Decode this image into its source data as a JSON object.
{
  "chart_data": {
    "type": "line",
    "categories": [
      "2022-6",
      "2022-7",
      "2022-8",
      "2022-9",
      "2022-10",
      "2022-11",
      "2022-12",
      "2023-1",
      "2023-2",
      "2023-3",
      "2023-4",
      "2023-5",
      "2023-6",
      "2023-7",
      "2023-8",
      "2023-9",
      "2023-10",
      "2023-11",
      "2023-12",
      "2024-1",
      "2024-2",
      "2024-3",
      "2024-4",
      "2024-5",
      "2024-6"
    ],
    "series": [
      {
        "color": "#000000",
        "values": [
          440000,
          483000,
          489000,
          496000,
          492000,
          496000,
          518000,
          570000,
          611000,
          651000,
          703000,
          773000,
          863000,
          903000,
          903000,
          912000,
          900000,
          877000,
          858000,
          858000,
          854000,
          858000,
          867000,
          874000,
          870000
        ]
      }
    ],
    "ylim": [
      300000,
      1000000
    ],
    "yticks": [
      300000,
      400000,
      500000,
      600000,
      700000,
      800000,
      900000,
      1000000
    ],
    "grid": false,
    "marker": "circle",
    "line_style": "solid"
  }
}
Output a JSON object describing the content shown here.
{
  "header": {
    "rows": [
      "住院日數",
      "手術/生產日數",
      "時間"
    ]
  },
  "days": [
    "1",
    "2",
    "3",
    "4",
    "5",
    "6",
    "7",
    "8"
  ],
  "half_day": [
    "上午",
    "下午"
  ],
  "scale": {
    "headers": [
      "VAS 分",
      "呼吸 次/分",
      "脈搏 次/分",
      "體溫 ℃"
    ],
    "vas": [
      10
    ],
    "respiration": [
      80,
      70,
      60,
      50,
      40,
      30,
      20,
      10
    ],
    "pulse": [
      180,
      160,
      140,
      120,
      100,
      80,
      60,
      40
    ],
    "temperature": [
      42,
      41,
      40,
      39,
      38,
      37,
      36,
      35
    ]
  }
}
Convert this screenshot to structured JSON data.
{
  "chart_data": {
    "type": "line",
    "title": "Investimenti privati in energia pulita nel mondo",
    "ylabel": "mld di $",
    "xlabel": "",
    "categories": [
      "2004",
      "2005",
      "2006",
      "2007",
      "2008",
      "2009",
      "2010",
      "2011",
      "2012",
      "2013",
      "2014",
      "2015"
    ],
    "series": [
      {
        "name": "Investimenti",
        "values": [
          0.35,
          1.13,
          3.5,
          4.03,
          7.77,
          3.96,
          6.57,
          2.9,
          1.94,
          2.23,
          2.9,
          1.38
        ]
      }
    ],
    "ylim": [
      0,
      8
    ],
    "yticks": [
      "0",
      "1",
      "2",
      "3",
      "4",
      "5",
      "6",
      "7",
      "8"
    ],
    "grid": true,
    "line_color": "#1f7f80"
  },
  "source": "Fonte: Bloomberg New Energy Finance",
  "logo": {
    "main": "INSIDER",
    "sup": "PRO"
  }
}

-*-*-

WRITTEN PROBLEM =
Return every line from the records above that holds the word "JSON".

COMPLETE RESPONSE =
Decode this image into its source data as a JSON object.
Output a JSON object describing the content shown here.
Convert this screenshot to structured JSON data.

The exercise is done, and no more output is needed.